▸ PAGE:
==============================
You are viewing a plain text version of this content. The canonical link for it is here.
Posted to j-users@xerces.apache.org by John Byrne <jo...@propylon.com> on 2008/04/15 17:34:17 UTC

character buffer

Hi,

I notice that the when the SAX parser encounters a character reference 
(in the form &xyz;) it puts the decoded character into a separate 
buffer, and this buffer is the one references in the "characters" 
method. My problem is that I need to know the exact character offset in 
the document when a fragment of text is found, and this behavior makes 
that impossible.

For example, if the document contains "&#x201d;" at offset 103, then the 
"characters" method will tell me there is a double quotes character at 
position zero in the buffer, because it is in a separate buffer of it's 
own. I need to know that it was found at position 103!

Any suggestions as to how I could do this?

Thanks in advance!
==============================
▸ INFORMATION SHOWN:

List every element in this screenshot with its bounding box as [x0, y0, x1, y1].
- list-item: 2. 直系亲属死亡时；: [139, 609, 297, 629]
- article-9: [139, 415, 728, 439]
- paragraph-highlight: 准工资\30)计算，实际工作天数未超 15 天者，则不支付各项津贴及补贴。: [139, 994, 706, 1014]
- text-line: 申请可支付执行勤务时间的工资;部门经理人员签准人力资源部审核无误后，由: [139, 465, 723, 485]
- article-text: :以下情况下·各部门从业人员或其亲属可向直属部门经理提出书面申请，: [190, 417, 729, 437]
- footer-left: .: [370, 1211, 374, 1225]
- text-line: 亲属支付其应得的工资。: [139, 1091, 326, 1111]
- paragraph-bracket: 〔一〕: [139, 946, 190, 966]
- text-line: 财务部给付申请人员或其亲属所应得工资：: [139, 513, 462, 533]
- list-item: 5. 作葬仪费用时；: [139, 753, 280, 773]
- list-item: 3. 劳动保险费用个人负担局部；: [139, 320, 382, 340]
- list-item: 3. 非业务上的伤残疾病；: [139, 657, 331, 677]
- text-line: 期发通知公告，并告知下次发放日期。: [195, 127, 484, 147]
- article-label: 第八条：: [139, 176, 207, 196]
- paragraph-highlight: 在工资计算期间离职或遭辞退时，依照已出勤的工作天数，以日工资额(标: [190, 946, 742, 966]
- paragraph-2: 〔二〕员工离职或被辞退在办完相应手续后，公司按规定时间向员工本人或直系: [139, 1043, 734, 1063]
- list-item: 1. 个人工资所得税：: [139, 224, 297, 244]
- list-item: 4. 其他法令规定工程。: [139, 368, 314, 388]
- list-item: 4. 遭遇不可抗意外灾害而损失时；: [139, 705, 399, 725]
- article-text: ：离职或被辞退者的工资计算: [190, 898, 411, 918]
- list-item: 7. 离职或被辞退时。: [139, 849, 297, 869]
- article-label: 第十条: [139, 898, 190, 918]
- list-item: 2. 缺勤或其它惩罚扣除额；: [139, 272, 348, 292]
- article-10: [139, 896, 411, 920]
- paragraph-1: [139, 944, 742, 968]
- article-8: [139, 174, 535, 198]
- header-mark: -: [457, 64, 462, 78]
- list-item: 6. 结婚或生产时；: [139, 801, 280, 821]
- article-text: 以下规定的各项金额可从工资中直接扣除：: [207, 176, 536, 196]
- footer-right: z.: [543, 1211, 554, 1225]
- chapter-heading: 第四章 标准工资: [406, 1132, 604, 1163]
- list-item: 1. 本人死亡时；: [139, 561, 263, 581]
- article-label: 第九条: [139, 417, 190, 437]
==============================
▸ DIRECTIONS:
1. In the character buffer post, at what document offset does the example character reference "&#x201d;" appear?
2. Please repeat the part of the character buffer post starting with "I notice that" and going on through "could do this?".
3. Write the next part of the character buffer post, picking up after its last line.

▸ TASK-BY-TASK ANSWERS:
1. Offset 103.

2.
I notice that the when the SAX parser encounters a character reference 
(in the form &xyz;) it puts the decoded character into a separate 
buffer, and this buffer is the one references in the "characters" 
method. My problem is that I need to know the exact character offset in 
the document when a fragment of text is found, and this behavior makes 
that impossible.

For example, if the document contains "&#x201d;" at offset 103, then the 
"characters" method will tell me there is a double quotes character at 
position zero in the buffer, because it is in a separate buffer of it's 
own. I need to know that it was found at position 103!

Any suggestions as to how I could do this?

3.
-John



---------------------------------------------------------------------
To unsubscribe, e-mail: j-users-unsubscribe@xerces.apache.org
For additional commands, e-mail: j-users-help@xerces.apache.org


Re: character buffer

Posted by Michael Glavassevich <mr...@ca.ibm.com>.
Hi John,

The offset and length parameters passed to the characters() method tell you
the range of characters in the array which are being reported in the event.
Nothing more.

You cannot reliably use these offsets to determine the position in the
document. If you need to know location information of SAX events you should
use the Locator [1]. If you want the character offset rather than
line/column numbers you'll need to dive into the XNI [2] layer to get that
since it's not available through the SAX API.

Thanks.

[1]
http://xerces.apache.org/xerces2-j/javadocs/api/org/xml/sax/Locator.html
[2]
http://xerces.apache.org/xerces2-j/javadocs/xni/org/apache/xerces/xni/XMLLocator.html#getCharacterOffset()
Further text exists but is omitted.